STATED PROBLEM: Take every line where the string "text" appears and copy it.

======

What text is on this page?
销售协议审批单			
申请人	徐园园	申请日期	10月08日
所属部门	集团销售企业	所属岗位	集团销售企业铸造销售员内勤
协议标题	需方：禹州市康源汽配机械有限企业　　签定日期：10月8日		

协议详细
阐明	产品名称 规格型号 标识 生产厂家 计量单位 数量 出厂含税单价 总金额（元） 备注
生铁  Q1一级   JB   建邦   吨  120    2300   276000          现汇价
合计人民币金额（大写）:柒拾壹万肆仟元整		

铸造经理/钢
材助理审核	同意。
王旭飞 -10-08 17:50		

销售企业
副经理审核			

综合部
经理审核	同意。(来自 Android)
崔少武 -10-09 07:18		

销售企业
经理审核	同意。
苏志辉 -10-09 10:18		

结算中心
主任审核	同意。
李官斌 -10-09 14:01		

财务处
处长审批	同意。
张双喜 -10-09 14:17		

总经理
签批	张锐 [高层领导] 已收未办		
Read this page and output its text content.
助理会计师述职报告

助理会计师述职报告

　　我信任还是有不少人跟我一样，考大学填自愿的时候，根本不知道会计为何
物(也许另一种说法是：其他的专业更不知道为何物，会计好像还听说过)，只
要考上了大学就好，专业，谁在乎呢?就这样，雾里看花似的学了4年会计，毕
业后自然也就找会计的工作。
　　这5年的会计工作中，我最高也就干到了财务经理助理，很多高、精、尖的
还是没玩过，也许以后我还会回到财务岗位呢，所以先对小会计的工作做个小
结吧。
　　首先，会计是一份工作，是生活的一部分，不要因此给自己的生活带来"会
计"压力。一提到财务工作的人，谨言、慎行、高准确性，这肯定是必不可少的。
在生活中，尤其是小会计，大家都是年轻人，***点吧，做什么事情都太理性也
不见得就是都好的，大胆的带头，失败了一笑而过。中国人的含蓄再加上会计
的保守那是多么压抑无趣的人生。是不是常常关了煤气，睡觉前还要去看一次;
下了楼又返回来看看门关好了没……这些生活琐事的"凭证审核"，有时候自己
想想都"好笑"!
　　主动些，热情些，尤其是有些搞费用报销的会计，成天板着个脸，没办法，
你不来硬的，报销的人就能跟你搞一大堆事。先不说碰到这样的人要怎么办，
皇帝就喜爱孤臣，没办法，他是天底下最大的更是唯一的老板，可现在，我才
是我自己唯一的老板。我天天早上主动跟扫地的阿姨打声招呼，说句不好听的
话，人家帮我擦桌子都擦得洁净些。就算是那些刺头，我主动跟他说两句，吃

======

WRITTEN SOLUTION:
What text is on this page?
Read this page and output its text content.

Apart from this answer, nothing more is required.